• _Required task_
Reproduce all the entries precisely.

• _Data to process_
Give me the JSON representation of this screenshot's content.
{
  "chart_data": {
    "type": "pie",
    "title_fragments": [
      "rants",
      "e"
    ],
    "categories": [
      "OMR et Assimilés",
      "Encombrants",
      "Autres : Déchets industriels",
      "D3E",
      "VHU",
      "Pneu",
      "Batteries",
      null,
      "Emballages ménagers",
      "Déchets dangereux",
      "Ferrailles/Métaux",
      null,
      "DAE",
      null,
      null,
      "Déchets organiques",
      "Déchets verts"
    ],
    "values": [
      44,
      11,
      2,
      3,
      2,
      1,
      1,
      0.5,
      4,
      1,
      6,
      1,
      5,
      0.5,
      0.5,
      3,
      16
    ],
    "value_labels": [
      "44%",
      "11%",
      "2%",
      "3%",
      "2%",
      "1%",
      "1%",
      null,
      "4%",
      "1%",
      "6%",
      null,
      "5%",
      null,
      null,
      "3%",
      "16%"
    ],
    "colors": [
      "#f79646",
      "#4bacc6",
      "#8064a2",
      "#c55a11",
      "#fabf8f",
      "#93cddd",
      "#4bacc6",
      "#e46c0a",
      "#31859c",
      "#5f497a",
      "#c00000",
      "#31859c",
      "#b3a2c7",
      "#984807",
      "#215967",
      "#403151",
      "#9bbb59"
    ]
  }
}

• _Exercise output_
Give me the JSON representation of this screenshot's content.
{
  "chart_data": {
    "type": "pie",
    "title_fragments": [
      "rants",
      "e"
    ],
    "categories": [
      "OMR et Assimilés",
      "Encombrants",
      "Autres : Déchets industriels",
      "D3E",
      "VHU",
      "Pneu",
      "Batteries",
      null,
      "Emballages ménagers",
      "Déchets dangereux",
      "Ferrailles/Métaux",
      null,
      "DAE",
      null,
      null,
      "Déchets organiques",
      "Déchets verts"
    ],
    "values": [
      44,
      11,
      2,
      3,
      2,
      1,
      1,
      0.5,
      4,
      1,
      6,
      1,
      5,
      0.5,
      0.5,
      3,
      16
    ],
    "value_labels": [
      "44%",
      "11%",
      "2%",
      "3%",
      "2%",
      "1%",
      "1%",
      null,
      "4%",
      "1%",
      "6%",
      null,
      "5%",
      null,
      null,
      "3%",
      "16%"
    ],
    "colors": [
      "#f79646",
      "#4bacc6",
      "#8064a2",
      "#c55a11",
      "#fabf8f",
      "#93cddd",
      "#4bacc6",
      "#e46c0a",
      "#31859c",
      "#5f497a",
      "#c00000",
      "#31859c",
      "#b3a2c7",
      "#984807",
      "#215967",
      "#403151",
      "#9bbb59"
    ]
  }
}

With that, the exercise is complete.